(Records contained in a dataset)

** Start **

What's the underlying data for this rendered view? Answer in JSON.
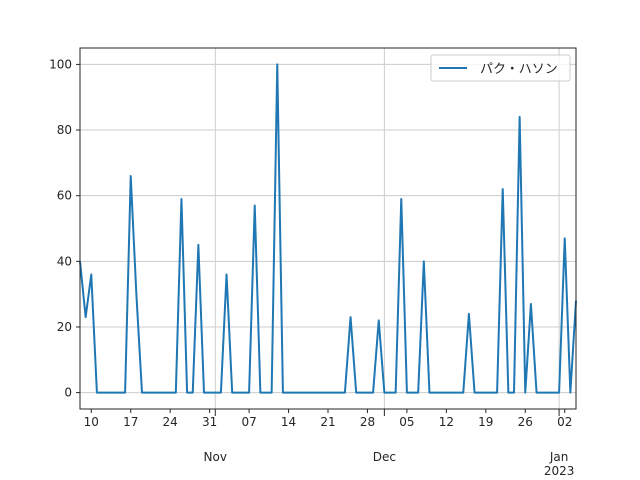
{
  "chart_data": {
    "type": "line",
    "series": [
      {
        "name": "パク・ハソン",
        "color": "#1f77b4",
        "points": [
          [
            "2022-10-08",
            40
          ],
          [
            "2022-10-09",
            23
          ],
          [
            "2022-10-10",
            36
          ],
          [
            "2022-10-11",
            0
          ],
          [
            "2022-10-12",
            0
          ],
          [
            "2022-10-13",
            0
          ],
          [
            "2022-10-14",
            0
          ],
          [
            "2022-10-15",
            0
          ],
          [
            "2022-10-16",
            0
          ],
          [
            "2022-10-17",
            66
          ],
          [
            "2022-10-18",
            30
          ],
          [
            "2022-10-19",
            0
          ],
          [
            "2022-10-20",
            0
          ],
          [
            "2022-10-21",
            0
          ],
          [
            "2022-10-22",
            0
          ],
          [
            "2022-10-23",
            0
          ],
          [
            "2022-10-24",
            0
          ],
          [
            "2022-10-25",
            0
          ],
          [
            "2022-10-26",
            59
          ],
          [
            "2022-10-27",
            0
          ],
          [
            "2022-10-28",
            0
          ],
          [
            "2022-10-29",
            45
          ],
          [
            "2022-10-30",
            0
          ],
          [
            "2022-10-31",
            0
          ],
          [
            "2022-11-01",
            0
          ],
          [
            "2022-11-02",
            0
          ],
          [
            "2022-11-03",
            36
          ],
          [
            "2022-11-04",
            0
          ],
          [
            "2022-11-05",
            0
          ],
          [
            "2022-11-06",
            0
          ],
          [
            "2022-11-07",
            0
          ],
          [
            "2022-11-08",
            57
          ],
          [
            "2022-11-09",
            0
          ],
          [
            "2022-11-10",
            0
          ],
          [
            "2022-11-11",
            0
          ],
          [
            "2022-11-12",
            100
          ],
          [
            "2022-11-13",
            0
          ],
          [
            "2022-11-14",
            0
          ],
          [
            "2022-11-15",
            0
          ],
          [
            "2022-11-16",
            0
          ],
          [
            "2022-11-17",
            0
          ],
          [
            "2022-11-18",
            0
          ],
          [
            "2022-11-19",
            0
          ],
          [
            "2022-11-20",
            0
          ],
          [
            "2022-11-21",
            0
          ],
          [
            "2022-11-22",
            0
          ],
          [
            "2022-11-23",
            0
          ],
          [
            "2022-11-24",
            0
          ],
          [
            "2022-11-25",
            23
          ],
          [
            "2022-11-26",
            0
          ],
          [
            "2022-11-27",
            0
          ],
          [
            "2022-11-28",
            0
          ],
          [
            "2022-11-29",
            0
          ],
          [
            "2022-11-30",
            22
          ],
          [
            "2022-12-01",
            0
          ],
          [
            "2022-12-02",
            0
          ],
          [
            "2022-12-03",
            0
          ],
          [
            "2022-12-04",
            59
          ],
          [
            "2022-12-05",
            0
          ],
          [
            "2022-12-06",
            0
          ],
          [
            "2022-12-07",
            0
          ],
          [
            "2022-12-08",
            40
          ],
          [
            "2022-12-09",
            0
          ],
          [
            "2022-12-10",
            0
          ],
          [
            "2022-12-11",
            0
          ],
          [
            "2022-12-12",
            0
          ],
          [
            "2022-12-13",
            0
          ],
          [
            "2022-12-14",
            0
          ],
          [
            "2022-12-15",
            0
          ],
          [
            "2022-12-16",
            24
          ],
          [
            "2022-12-17",
            0
          ],
          [
            "2022-12-18",
            0
          ],
          [
            "2022-12-19",
            0
          ],
          [
            "2022-12-20",
            0
          ],
          [
            "2022-12-21",
            0
          ],
          [
            "2022-12-22",
            62
          ],
          [
            "2022-12-23",
            0
          ],
          [
            "2022-12-24",
            0
          ],
          [
            "2022-12-25",
            84
          ],
          [
            "2022-12-26",
            0
          ],
          [
            "2022-12-27",
            27
          ],
          [
            "2022-12-28",
            0
          ],
          [
            "2022-12-29",
            0
          ],
          [
            "2022-12-30",
            0
          ],
          [
            "2022-12-31",
            0
          ],
          [
            "2023-01-01",
            0
          ],
          [
            "2023-01-02",
            47
          ],
          [
            "2023-01-03",
            0
          ],
          [
            "2023-01-04",
            28
          ]
        ]
      }
    ],
    "xlim": [
      "2022-10-08",
      "2023-01-04"
    ],
    "ylim": [
      -5,
      105
    ],
    "yticks": [
      0,
      20,
      40,
      60,
      80,
      100
    ],
    "xticks_minor": [
      {
        "date": "2022-10-10",
        "label": "10"
      },
      {
        "date": "2022-10-17",
        "label": "17"
      },
      {
        "date": "2022-10-24",
        "label": "24"
      },
      {
        "date": "2022-10-31",
        "label": "31"
      },
      {
        "date": "2022-11-07",
        "label": "07"
      },
      {
        "date": "2022-11-14",
        "label": "14"
      },
      {
        "date": "2022-11-21",
        "label": "21"
      },
      {
        "date": "2022-11-28",
        "label": "28"
      },
      {
        "date": "2022-12-05",
        "label": "05"
      },
      {
        "date": "2022-12-12",
        "label": "12"
      },
      {
        "date": "2022-12-19",
        "label": "19"
      },
      {
        "date": "2022-12-26",
        "label": "26"
      },
      {
        "date": "2023-01-02",
        "label": "02"
      }
    ],
    "xticks_major": [
      {
        "date": "2022-11-01",
        "label": "Nov"
      },
      {
        "date": "2022-12-01",
        "label": "Dec"
      },
      {
        "date": "2023-01-01",
        "label": "Jan",
        "sublabel": "2023"
      }
    ],
    "grid": true,
    "legend_position": "top-right"
  }
}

** End **

- _Instructions to follow_
Pictures stay out of the copy; please restate every record above exactly.

- _Output for this task_
What's the underlying data for this rendered view? Answer in JSON.
{
  "chart_data": {
    "type": "line",
    "series": [
      {
        "name": "パク・ハソン",
        "color": "#1f77b4",
        "points": [
          [
            "2022-10-08",
            40
          ],
          [
            "2022-10-09",
            23
          ],
          [
            "2022-10-10",
            36
          ],
          [
            "2022-10-11",
            0
          ],
          [
            "2022-10-12",
            0
          ],
          [
            "2022-10-13",
            0
          ],
          [
            "2022-10-14",
            0
          ],
          [
            "2022-10-15",
            0
          ],
          [
            "2022-10-16",
            0
          ],
          [
            "2022-10-17",
            66
          ],
          [
            "2022-10-18",
            30
          ],
          [
            "2022-10-19",
            0
          ],
          [
            "2022-10-20",
            0
          ],
          [
            "2022-10-21",
            0
          ],
          [
            "2022-10-22",
            0
          ],
          [
            "2022-10-23",
            0
          ],
          [
            "2022-10-24",
            0
          ],
          [
            "2022-10-25",
            0
          ],
          [
            "2022-10-26",
            59
          ],
          [
            "2022-10-27",
            0
          ],
          [
            "2022-10-28",
            0
          ],
          [
            "2022-10-29",
            45
          ],
          [
            "2022-10-30",
            0
          ],
          [
            "2022-10-31",
            0
          ],
          [
            "2022-11-01",
            0
          ],
          [
            "2022-11-02",
            0
          ],
          [
            "2022-11-03",
            36
          ],
          [
            "2022-11-04",
            0
          ],
          [
            "2022-11-05",
            0
          ],
          [
            "2022-11-06",
            0
          ],
          [
            "2022-11-07",
            0
          ],
          [
            "2022-11-08",
            57
          ],
          [
            "2022-11-09",
            0
          ],
          [
            "2022-11-10",
            0
          ],
          [
            "2022-11-11",
            0
          ],
          [
            "2022-11-12",
            100
          ],
          [
            "2022-11-13",
            0
          ],
          [
            "2022-11-14",
            0
          ],
          [
            "2022-11-15",
            0
          ],
          [
            "2022-11-16",
            0
          ],
          [
            "2022-11-17",
            0
          ],
          [
            "2022-11-18",
            0
          ],
          [
            "2022-11-19",
            0
          ],
          [
            "2022-11-20",
            0
          ],
          [
            "2022-11-21",
            0
          ],
          [
            "2022-11-22",
            0
          ],
          [
            "2022-11-23",
            0
          ],
          [
            "2022-11-24",
            0
          ],
          [
            "2022-11-25",
            23
          ],
          [
            "2022-11-26",
            0
          ],
          [
            "2022-11-27",
            0
          ],
          [
            "2022-11-28",
            0
          ],
          [
            "2022-11-29",
            0
          ],
          [
            "2022-11-30",
            22
          ],
          [
            "2022-12-01",
            0
          ],
          [
            "2022-12-02",
            0
          ],
          [
            "2022-12-03",
            0
          ],
          [
            "2022-12-04",
            59
          ],
          [
            "2022-12-05",
            0
          ],
          [
            "2022-12-06",
            0
          ],
          [
            "2022-12-07",
            0
          ],
          [
            "2022-12-08",
            40
          ],
          [
            "2022-12-09",
            0
          ],
          [
            "2022-12-10",
            0
          ],
          [
            "2022-12-11",
            0
          ],
          [
            "2022-12-12",
            0
          ],
          [
            "2022-12-13",
            0
          ],
          [
            "2022-12-14",
            0
          ],
          [
            "2022-12-15",
            0
          ],
          [
            "2022-12-16",
            24
          ],
          [
            "2022-12-17",
            0
          ],
          [
            "2022-12-18",
            0
          ],
          [
            "2022-12-19",
            0
          ],
          [
            "2022-12-20",
            0
          ],
          [
            "2022-12-21",
            0
          ],
          [
            "2022-12-22",
            62
          ],
          [
            "2022-12-23",
            0
          ],
          [
            "2022-12-24",
            0
          ],
          [
            "2022-12-25",
            84
          ],
          [
            "2022-12-26",
            0
          ],
          [
            "2022-12-27",
            27
          ],
          [
            "2022-12-28",
            0
          ],
          [
            "2022-12-29",
            0
          ],
          [
            "2022-12-30",
            0
          ],
          [
            "2022-12-31",
            0
          ],
          [
            "2023-01-01",
            0
          ],
          [
            "2023-01-02",
            47
          ],
          [
            "2023-01-03",
            0
          ],
          [
            "2023-01-04",
            28
          ]
        ]
      }
    ],
    "xlim": [
      "2022-10-08",
      "2023-01-04"
    ],
    "ylim": [
      -5,
      105
    ],
    "yticks": [
      0,
      20,
      40,
      60,
      80,
      100
    ],
    "xticks_minor": [
      {
        "date": "2022-10-10",
        "label": "10"
      },
      {
        "date": "2022-10-17",
        "label": "17"
      },
      {
        "date": "2022-10-24",
        "label": "24"
      },
      {
        "date": "2022-10-31",
        "label": "31"
      },
      {
        "date": "2022-11-07",
        "label": "07"
      },
      {
        "date": "2022-11-14",
        "label": "14"
      },
      {
        "date": "2022-11-21",
        "label": "21"
      },
      {
        "date": "2022-11-28",
        "label": "28"
      },
      {
        "date": "2022-12-05",
        "label": "05"
      },
      {
        "date": "2022-12-12",
        "label": "12"
      },
      {
        "date": "2022-12-19",
        "label": "19"
      },
      {
        "date": "2022-12-26",
        "label": "26"
      },
      {
        "date": "2023-01-02",
        "label": "02"
      }
    ],
    "xticks_major": [
      {
        "date": "2022-11-01",
        "label": "Nov"
      },
      {
        "date": "2022-12-01",
        "label": "Dec"
      },
      {
        "date": "2023-01-01",
        "label": "Jan",
        "sublabel": "2023"
      }
    ],
    "grid": true,
    "legend_position": "top-right"
  }
}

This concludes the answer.